__WHAT TO WORK ON__.
Return each line containing the string "assistant".
--- start STORED RECORDS ---
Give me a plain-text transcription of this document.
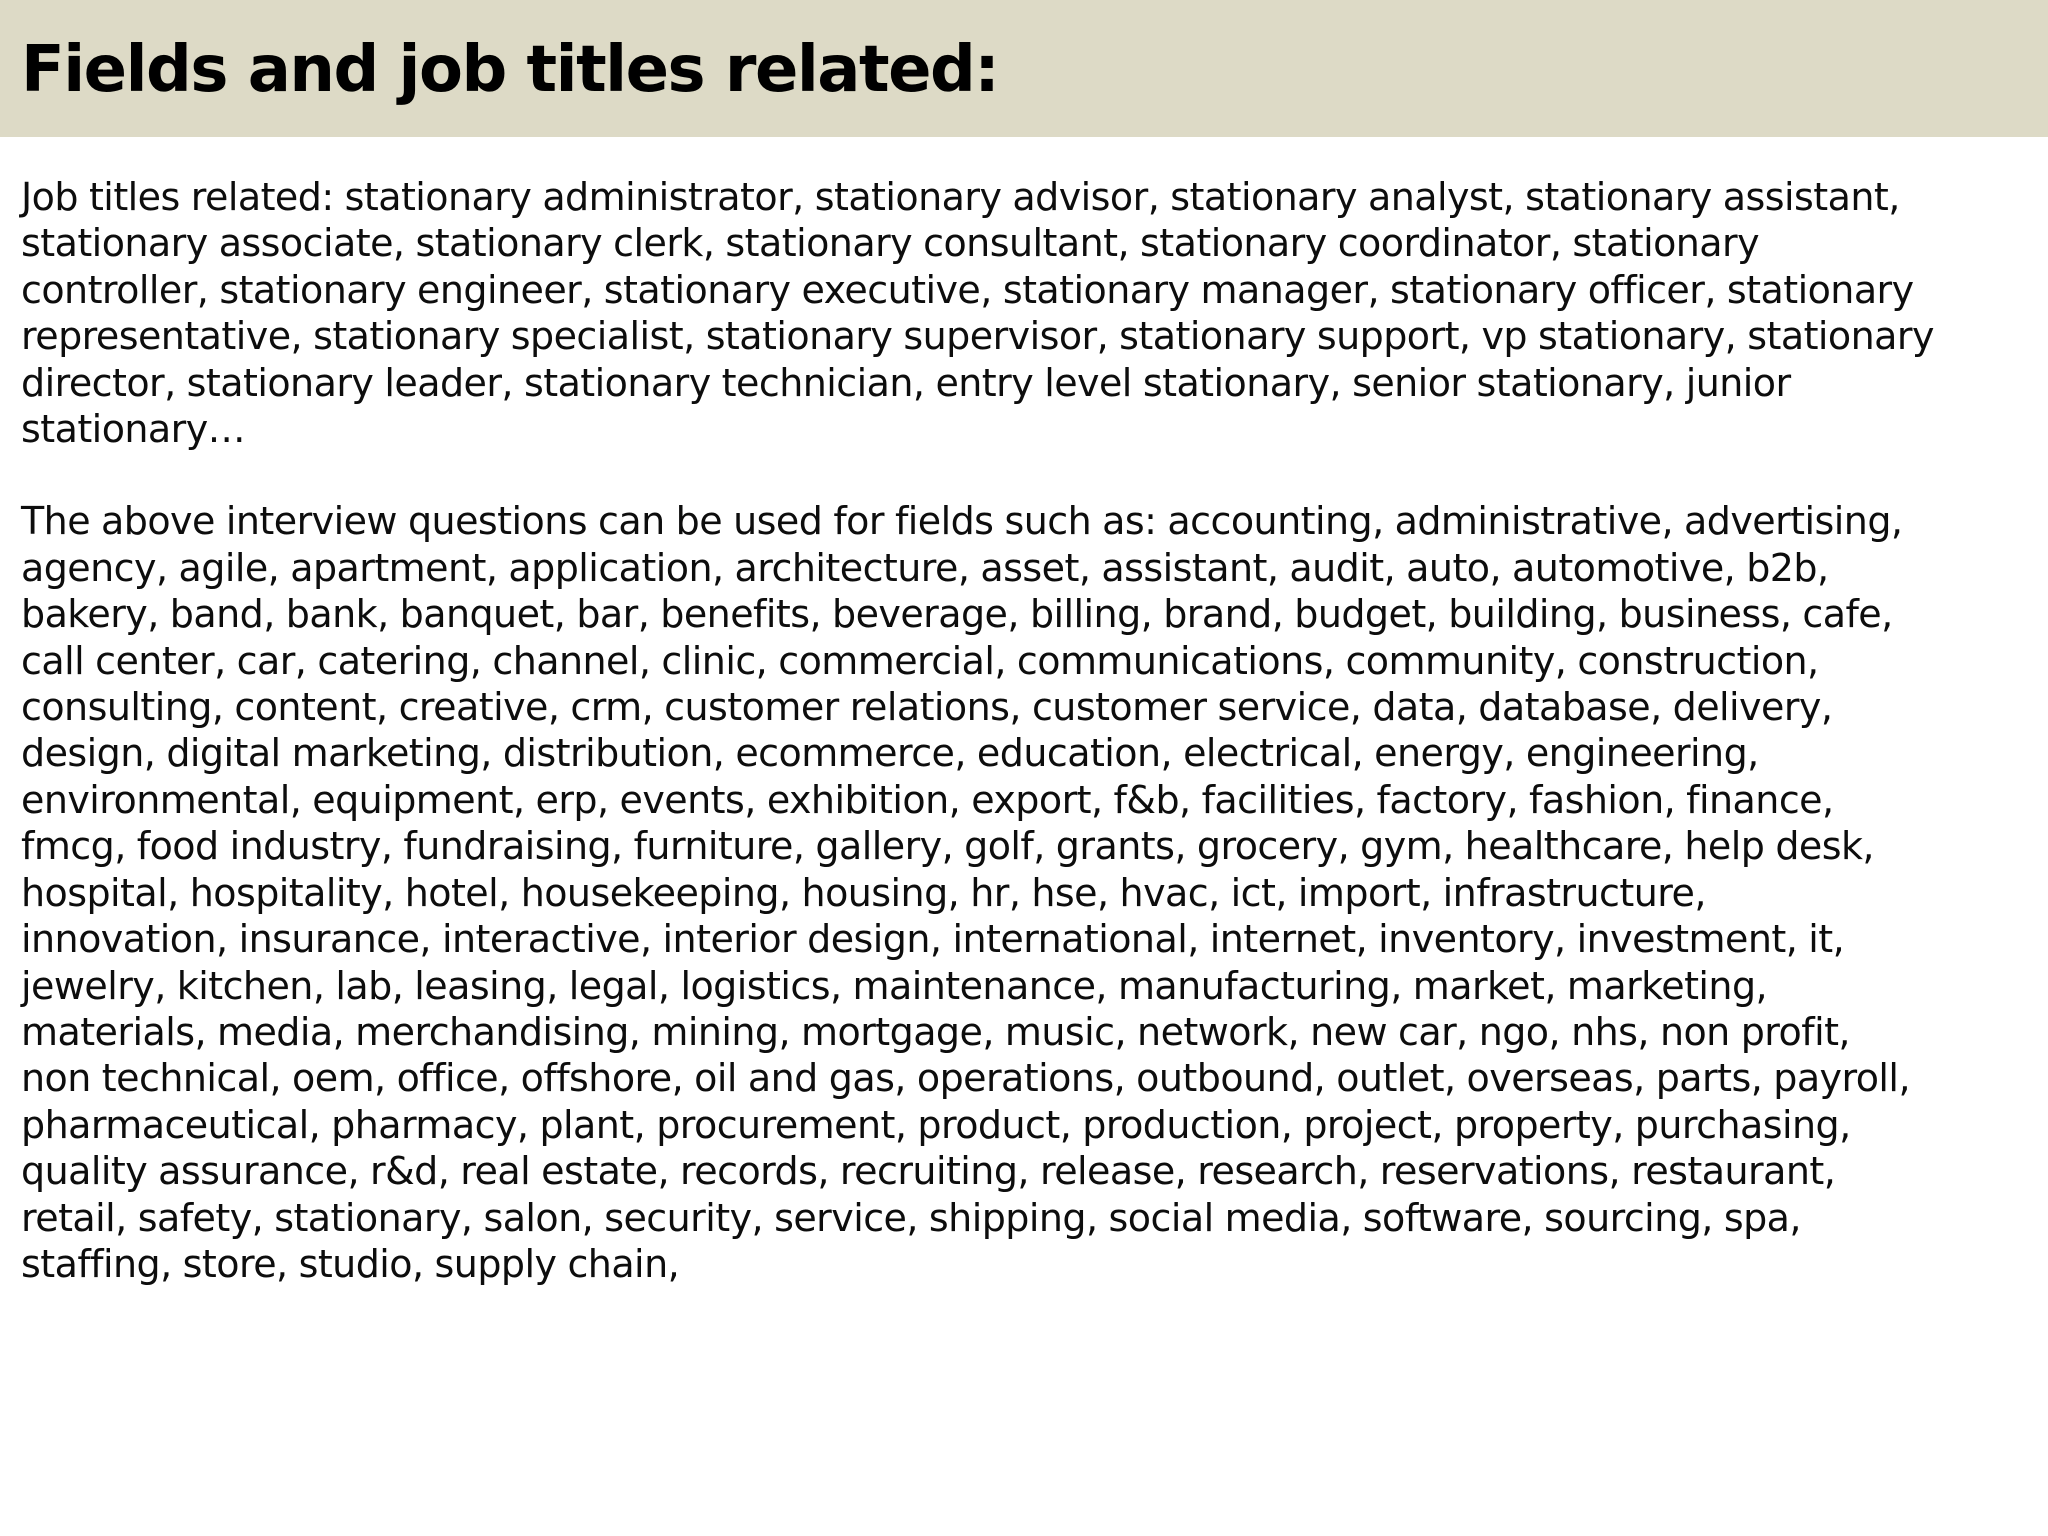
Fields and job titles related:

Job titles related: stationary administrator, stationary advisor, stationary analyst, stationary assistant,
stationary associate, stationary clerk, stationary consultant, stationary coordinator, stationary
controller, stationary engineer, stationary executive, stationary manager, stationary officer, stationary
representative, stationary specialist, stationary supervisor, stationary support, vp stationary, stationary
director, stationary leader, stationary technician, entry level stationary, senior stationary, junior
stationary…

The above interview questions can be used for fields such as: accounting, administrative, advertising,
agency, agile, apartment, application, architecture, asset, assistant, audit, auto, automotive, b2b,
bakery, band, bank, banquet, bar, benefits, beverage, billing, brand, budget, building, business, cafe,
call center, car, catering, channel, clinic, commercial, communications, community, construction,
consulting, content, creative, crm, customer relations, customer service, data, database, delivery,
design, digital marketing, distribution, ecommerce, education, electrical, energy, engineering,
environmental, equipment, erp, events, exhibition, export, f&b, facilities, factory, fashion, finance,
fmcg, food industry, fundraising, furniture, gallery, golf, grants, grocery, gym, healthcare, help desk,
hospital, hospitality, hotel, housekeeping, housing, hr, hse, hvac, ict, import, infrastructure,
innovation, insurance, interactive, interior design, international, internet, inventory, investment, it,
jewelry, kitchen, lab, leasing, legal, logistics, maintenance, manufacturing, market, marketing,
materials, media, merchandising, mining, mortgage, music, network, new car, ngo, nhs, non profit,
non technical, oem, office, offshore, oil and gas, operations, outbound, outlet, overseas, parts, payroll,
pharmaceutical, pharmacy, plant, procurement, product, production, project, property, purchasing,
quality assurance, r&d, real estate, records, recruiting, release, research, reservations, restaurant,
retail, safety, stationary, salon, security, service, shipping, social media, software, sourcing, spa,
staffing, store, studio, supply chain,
--- end STORED RECORDS ---
__ANSWER TO THIS TASK__.
Job titles related: stationary administrator, stationary advisor, stationary analyst, stationary assistant,
agency, agile, apartment, application, architecture, asset, assistant, audit, auto, automotive, b2b,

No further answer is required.